*** ENTRIES

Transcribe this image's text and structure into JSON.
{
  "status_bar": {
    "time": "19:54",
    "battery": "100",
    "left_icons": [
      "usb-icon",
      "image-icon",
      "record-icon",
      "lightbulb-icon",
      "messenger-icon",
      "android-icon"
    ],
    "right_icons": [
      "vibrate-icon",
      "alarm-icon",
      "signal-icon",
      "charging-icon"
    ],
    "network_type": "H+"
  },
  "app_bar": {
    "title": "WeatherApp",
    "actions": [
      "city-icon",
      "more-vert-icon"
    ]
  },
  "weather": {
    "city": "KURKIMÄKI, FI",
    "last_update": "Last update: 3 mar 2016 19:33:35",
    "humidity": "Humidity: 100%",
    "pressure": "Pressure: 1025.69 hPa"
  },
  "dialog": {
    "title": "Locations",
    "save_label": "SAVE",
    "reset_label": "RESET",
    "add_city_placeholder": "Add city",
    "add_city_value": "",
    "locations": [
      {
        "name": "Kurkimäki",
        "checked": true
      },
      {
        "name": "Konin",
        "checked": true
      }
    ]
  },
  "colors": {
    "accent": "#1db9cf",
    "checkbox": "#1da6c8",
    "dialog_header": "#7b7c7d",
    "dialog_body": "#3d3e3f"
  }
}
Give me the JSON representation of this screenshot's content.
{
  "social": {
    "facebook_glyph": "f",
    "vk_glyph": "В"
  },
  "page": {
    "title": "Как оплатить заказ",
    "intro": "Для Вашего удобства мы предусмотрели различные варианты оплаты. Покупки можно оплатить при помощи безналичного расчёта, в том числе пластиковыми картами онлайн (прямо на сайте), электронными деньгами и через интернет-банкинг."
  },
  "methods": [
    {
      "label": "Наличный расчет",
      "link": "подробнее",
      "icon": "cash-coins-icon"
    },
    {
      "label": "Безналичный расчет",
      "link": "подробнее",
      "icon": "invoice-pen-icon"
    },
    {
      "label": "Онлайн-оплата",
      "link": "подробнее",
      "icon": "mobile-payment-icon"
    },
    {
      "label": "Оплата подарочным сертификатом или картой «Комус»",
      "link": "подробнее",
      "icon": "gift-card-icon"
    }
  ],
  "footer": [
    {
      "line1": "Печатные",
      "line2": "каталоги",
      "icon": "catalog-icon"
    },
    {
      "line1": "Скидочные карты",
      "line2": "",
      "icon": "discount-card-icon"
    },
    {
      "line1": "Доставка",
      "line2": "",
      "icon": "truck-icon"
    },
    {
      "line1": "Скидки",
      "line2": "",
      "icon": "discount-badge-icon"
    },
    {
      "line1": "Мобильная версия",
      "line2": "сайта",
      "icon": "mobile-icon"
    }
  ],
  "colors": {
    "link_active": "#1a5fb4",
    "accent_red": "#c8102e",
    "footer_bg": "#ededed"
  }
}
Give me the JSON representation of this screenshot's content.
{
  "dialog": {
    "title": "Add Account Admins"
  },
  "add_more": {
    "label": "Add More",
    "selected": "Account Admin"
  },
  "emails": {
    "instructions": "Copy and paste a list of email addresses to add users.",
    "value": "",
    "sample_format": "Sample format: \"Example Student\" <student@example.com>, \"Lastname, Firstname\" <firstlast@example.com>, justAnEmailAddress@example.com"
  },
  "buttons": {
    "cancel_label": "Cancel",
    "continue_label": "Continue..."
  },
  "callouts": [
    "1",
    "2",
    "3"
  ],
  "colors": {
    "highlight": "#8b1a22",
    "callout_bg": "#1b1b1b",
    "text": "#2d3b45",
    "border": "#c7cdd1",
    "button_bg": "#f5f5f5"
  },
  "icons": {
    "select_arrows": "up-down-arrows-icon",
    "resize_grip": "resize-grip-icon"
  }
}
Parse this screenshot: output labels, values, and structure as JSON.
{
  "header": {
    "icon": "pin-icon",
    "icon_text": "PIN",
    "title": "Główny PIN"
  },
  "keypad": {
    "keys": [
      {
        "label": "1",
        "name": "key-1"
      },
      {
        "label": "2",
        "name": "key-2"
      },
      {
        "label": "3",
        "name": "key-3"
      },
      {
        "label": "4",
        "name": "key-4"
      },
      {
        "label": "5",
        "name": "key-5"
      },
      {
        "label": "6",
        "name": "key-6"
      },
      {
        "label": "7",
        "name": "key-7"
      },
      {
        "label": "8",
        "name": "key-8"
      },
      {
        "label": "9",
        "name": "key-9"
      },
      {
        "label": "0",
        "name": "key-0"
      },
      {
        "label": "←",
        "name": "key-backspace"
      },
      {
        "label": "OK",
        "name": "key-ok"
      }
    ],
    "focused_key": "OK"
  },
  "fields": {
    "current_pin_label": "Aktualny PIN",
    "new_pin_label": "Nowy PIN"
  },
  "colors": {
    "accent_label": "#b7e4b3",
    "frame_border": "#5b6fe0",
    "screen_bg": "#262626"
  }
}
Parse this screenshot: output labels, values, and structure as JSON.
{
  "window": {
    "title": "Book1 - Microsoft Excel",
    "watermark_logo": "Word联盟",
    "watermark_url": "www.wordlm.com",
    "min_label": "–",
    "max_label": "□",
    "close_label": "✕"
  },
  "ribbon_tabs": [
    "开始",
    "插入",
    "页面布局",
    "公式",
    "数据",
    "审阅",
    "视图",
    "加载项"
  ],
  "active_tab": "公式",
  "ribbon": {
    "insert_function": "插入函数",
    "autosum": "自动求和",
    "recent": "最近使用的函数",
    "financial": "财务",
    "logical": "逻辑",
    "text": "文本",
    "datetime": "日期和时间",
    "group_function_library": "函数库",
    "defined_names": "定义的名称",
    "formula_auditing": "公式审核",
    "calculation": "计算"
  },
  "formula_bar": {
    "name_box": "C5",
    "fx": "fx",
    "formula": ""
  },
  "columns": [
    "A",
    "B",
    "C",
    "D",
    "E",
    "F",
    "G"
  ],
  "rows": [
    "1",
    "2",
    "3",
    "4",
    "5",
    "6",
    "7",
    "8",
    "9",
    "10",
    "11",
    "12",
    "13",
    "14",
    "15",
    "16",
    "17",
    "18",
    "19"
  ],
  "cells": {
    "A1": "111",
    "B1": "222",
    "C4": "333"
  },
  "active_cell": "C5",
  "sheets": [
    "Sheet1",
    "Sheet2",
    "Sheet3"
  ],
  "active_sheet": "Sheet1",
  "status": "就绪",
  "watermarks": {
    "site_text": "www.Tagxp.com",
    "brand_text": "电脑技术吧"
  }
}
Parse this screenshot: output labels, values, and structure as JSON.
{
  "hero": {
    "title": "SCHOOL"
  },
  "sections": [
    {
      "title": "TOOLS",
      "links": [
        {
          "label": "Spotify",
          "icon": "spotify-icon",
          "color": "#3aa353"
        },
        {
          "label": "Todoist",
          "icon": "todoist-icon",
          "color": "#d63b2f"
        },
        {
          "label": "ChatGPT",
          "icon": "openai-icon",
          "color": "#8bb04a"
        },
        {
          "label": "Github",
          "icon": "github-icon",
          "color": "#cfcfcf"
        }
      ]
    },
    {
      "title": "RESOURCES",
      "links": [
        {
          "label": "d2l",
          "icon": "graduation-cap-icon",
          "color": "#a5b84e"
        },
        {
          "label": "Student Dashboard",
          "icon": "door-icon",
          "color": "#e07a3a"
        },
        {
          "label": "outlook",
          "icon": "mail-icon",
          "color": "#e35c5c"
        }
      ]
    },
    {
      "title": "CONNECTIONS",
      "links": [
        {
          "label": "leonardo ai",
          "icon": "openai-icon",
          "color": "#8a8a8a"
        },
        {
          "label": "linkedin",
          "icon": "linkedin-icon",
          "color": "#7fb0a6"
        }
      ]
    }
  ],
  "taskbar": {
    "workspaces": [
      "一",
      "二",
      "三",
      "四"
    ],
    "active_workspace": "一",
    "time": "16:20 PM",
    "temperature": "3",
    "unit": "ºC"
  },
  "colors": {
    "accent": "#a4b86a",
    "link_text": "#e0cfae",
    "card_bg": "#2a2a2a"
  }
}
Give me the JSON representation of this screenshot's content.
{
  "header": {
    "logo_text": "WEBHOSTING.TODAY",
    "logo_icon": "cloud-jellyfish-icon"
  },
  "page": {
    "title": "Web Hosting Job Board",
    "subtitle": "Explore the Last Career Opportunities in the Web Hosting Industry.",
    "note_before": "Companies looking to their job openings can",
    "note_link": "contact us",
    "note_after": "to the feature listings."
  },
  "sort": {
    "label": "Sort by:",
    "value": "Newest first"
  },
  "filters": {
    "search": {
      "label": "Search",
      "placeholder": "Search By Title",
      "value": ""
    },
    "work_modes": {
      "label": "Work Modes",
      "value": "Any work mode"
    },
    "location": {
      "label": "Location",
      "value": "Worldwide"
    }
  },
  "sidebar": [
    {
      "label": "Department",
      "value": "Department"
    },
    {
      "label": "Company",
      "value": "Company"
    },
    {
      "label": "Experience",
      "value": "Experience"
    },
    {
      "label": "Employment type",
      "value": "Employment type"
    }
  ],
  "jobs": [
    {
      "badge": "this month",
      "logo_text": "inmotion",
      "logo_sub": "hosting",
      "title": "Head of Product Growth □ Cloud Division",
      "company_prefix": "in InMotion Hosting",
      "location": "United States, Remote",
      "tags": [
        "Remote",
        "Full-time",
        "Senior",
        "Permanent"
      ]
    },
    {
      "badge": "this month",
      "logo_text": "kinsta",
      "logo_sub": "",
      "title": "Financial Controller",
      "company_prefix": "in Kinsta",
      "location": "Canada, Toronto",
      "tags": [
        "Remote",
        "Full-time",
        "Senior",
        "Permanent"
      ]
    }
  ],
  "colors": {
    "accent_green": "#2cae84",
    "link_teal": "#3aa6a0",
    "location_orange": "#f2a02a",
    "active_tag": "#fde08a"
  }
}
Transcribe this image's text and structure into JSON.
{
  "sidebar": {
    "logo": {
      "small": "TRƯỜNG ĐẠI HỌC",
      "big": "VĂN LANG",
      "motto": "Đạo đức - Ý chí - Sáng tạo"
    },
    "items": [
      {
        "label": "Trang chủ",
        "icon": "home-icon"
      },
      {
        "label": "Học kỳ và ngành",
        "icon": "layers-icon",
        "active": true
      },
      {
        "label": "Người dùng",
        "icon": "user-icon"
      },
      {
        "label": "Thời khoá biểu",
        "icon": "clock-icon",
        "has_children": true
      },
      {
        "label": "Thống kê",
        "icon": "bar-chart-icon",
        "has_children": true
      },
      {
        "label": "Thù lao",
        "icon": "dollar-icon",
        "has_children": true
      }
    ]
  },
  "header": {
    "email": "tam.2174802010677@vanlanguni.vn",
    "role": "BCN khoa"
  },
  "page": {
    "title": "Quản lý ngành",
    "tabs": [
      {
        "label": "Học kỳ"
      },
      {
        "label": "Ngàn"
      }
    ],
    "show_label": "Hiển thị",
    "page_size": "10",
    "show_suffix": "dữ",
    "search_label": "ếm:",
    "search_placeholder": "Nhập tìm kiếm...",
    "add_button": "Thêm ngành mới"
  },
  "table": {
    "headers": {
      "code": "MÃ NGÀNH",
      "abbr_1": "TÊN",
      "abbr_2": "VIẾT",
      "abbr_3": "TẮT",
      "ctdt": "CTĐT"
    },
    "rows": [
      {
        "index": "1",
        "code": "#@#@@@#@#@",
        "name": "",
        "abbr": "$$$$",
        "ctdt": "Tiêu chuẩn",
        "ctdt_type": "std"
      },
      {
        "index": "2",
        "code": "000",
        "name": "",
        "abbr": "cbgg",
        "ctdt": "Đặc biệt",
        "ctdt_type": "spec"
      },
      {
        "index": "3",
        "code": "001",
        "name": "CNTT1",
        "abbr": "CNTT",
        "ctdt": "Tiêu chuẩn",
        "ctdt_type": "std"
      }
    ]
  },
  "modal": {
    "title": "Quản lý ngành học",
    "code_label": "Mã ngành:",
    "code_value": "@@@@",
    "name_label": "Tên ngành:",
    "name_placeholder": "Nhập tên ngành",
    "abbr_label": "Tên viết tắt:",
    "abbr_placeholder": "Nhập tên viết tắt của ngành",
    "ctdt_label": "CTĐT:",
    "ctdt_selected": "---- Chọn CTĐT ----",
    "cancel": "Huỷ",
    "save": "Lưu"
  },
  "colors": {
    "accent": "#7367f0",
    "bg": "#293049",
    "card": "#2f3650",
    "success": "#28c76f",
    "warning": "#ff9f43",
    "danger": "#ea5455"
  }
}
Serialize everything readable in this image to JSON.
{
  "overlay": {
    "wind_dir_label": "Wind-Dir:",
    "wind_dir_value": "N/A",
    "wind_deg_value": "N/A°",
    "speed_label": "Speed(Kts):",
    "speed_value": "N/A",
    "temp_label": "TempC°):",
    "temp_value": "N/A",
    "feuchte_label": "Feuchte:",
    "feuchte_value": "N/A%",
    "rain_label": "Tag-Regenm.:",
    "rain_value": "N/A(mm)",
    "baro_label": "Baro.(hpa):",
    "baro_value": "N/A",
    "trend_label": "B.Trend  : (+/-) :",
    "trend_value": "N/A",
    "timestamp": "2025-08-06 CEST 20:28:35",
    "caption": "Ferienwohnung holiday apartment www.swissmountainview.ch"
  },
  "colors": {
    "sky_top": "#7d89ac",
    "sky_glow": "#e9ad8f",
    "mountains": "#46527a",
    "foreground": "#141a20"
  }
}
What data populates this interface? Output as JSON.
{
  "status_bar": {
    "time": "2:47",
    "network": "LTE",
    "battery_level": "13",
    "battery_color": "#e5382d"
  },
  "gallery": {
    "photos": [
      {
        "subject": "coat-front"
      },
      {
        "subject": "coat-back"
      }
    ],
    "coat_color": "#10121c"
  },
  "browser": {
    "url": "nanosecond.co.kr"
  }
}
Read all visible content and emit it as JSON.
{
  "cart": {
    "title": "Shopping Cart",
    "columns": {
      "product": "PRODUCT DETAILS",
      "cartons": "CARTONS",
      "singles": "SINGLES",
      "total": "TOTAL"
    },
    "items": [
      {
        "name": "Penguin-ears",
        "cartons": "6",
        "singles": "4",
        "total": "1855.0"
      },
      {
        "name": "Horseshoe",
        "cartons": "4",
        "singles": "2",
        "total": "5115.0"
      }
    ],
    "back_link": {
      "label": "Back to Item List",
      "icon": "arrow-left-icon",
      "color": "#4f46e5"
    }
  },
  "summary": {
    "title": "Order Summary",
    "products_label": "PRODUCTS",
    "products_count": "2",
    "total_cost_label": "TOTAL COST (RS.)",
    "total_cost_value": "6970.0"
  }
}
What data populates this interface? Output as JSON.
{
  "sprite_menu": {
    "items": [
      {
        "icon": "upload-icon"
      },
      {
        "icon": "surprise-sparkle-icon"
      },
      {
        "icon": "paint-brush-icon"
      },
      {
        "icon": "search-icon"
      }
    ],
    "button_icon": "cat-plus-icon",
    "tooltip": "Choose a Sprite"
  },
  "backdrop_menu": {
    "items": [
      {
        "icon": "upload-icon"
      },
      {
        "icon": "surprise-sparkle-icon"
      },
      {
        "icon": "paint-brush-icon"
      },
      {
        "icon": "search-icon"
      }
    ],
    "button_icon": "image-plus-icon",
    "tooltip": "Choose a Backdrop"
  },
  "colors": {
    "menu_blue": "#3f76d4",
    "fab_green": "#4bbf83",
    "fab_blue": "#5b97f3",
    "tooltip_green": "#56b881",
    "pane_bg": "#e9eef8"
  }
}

******

**SHORT TASK:** Pick each line holding the word "mobile" out of the data and copy it.

**EXERCISE OUTPUT:**
      "icon": "mobile-payment-icon"
      "icon": "mobile-icon"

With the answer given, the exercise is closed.